=== What needs to be done ===
Below are records; count the lines in them that hold "content" and give only the count.

[Stored dataset items]
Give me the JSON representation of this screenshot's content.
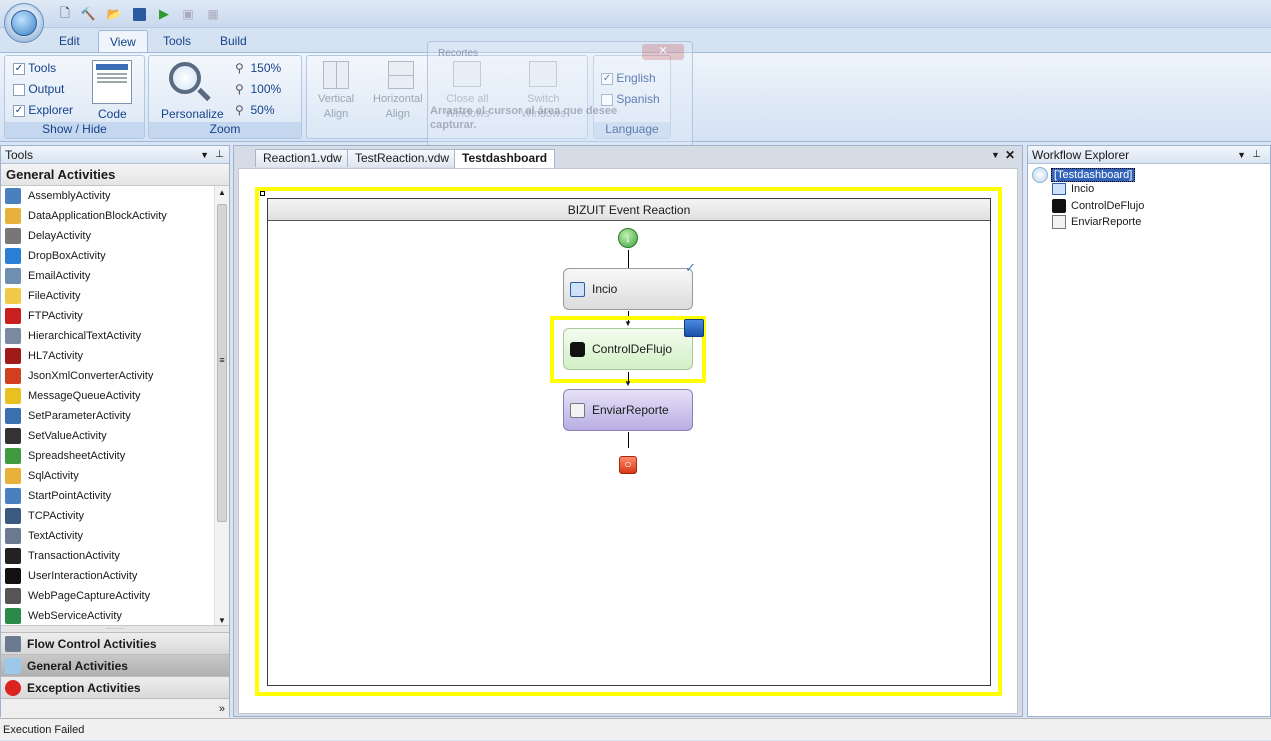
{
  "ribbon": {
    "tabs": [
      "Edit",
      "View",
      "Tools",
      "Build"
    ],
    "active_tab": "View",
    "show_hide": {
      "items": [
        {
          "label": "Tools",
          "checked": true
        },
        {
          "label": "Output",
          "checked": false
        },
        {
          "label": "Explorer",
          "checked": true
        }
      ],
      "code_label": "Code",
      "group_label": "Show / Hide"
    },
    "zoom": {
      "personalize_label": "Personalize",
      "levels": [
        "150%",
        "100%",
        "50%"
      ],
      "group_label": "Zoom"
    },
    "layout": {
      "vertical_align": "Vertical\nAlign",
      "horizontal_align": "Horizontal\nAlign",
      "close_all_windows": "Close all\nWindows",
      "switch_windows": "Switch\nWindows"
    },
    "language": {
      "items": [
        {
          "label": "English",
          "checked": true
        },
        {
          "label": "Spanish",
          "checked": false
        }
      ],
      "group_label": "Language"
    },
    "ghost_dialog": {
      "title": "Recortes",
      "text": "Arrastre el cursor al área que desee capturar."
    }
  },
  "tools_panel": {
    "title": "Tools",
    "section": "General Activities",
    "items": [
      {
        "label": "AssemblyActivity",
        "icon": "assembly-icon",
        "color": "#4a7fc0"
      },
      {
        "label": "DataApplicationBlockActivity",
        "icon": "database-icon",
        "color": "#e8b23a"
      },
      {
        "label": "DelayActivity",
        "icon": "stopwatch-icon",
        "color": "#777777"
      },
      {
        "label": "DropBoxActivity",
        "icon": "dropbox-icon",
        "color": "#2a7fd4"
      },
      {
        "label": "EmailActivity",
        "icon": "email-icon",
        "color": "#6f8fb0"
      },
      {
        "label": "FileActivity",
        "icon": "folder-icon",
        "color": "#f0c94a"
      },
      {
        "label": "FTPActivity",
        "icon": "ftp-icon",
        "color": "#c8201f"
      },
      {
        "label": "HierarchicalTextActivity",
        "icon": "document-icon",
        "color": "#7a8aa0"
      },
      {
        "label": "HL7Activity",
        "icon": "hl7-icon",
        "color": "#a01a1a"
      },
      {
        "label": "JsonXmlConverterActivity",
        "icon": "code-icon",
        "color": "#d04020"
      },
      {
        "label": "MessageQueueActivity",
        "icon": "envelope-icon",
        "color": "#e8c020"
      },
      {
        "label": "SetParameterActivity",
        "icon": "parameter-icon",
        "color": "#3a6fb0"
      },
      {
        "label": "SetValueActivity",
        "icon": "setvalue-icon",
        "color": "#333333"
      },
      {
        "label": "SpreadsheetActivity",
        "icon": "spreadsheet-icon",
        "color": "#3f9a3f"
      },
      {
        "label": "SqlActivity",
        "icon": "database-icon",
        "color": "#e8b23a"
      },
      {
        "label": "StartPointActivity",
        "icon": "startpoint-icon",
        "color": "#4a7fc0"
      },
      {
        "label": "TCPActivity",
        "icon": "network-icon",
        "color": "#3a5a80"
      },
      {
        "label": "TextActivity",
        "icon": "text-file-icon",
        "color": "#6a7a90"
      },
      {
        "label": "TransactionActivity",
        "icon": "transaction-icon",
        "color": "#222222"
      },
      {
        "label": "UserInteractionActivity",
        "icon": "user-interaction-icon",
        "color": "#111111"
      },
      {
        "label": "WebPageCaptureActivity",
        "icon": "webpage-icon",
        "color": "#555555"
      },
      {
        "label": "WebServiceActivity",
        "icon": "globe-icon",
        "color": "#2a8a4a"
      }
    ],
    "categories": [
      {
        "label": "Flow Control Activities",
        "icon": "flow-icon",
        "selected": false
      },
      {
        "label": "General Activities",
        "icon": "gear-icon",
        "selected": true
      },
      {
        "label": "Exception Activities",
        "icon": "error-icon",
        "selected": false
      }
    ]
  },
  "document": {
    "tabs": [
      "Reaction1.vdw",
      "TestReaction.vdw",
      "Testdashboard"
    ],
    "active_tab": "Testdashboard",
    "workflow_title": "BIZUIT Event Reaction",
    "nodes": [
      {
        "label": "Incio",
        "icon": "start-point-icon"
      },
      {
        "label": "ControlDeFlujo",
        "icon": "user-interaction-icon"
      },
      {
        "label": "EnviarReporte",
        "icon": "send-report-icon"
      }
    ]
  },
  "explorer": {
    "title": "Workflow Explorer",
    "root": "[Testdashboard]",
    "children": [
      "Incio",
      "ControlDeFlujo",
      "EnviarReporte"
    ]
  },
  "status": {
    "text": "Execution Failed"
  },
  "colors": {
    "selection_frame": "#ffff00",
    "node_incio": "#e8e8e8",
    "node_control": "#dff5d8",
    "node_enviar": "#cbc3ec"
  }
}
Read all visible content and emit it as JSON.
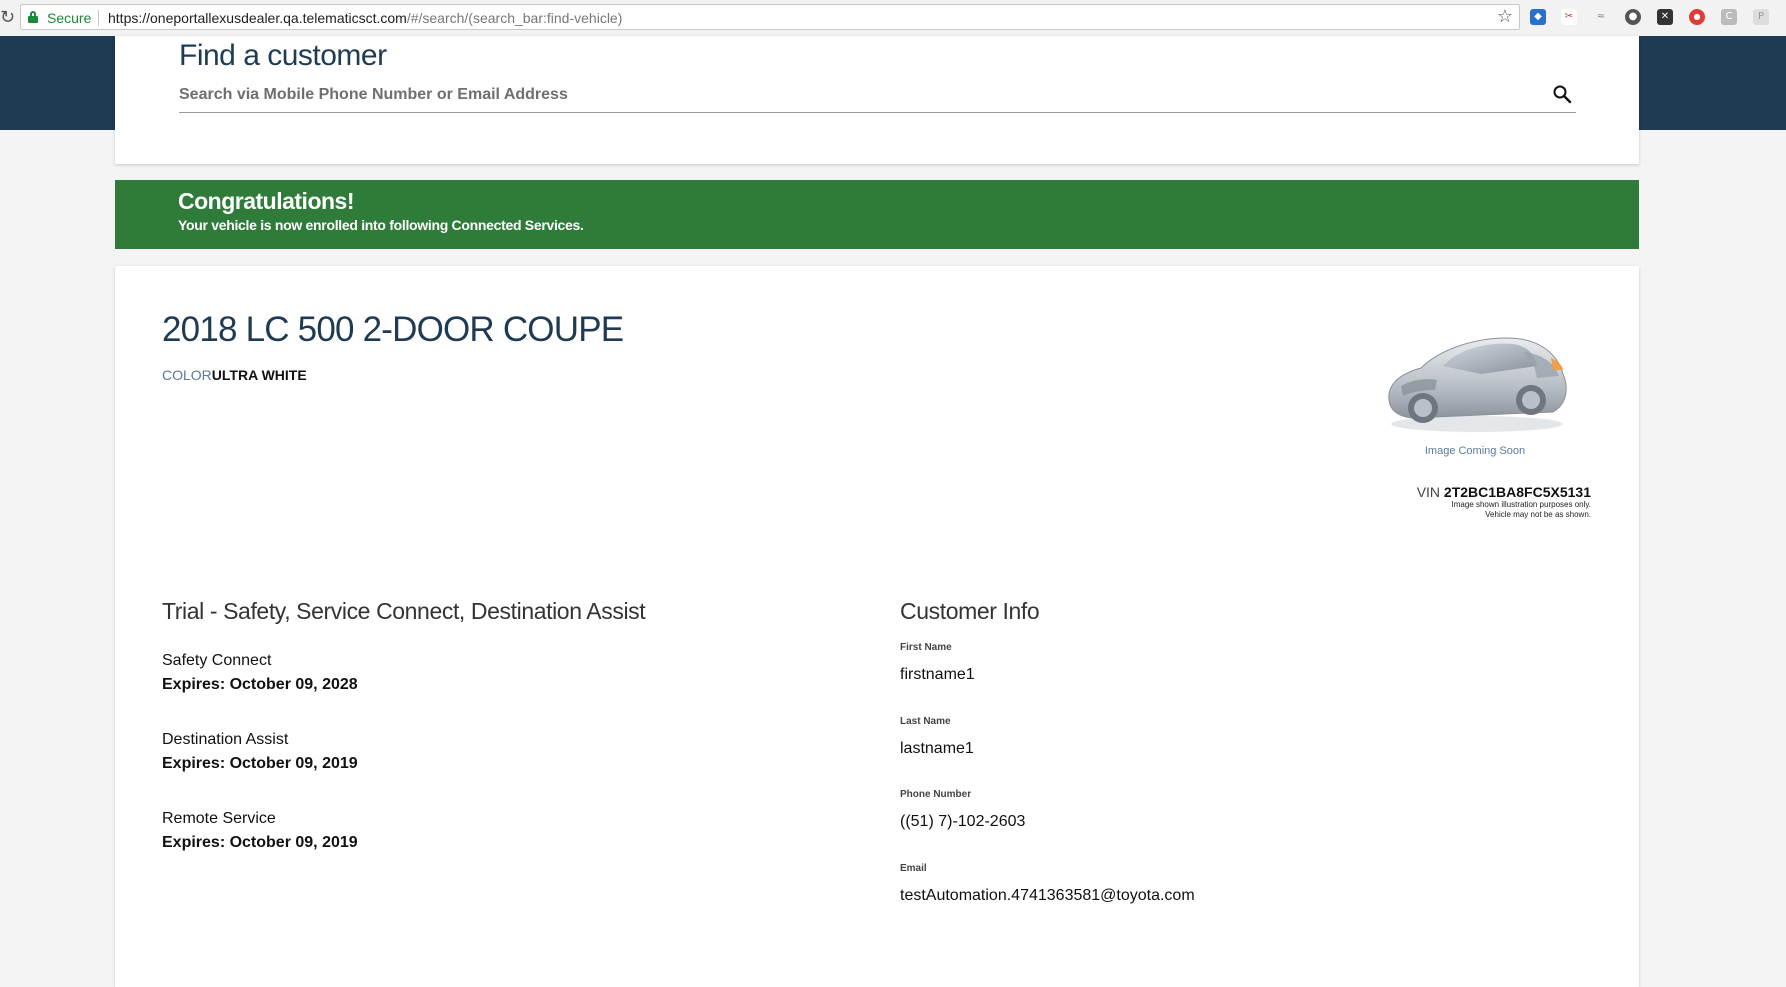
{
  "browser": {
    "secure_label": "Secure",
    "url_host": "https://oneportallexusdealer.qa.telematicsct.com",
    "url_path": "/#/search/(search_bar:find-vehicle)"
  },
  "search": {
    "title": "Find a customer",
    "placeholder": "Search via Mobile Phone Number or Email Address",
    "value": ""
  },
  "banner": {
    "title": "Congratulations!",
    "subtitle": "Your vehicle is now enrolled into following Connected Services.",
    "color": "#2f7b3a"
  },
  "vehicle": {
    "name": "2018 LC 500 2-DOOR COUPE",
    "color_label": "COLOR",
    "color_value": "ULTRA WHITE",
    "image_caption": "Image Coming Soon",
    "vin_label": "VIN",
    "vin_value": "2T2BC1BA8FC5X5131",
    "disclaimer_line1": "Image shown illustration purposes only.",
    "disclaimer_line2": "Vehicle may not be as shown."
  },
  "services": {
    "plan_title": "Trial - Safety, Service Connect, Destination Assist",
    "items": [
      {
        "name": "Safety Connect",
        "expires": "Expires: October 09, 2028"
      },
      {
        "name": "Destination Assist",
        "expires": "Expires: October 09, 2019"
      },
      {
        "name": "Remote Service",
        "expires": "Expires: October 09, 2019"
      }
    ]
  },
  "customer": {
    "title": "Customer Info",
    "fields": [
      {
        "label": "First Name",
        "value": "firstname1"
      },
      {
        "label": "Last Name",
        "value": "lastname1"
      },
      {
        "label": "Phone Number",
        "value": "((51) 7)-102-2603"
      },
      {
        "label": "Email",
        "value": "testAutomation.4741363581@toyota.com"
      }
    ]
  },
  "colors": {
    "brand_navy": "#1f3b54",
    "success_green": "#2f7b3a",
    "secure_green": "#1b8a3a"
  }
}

=== Result of this exercise ===
2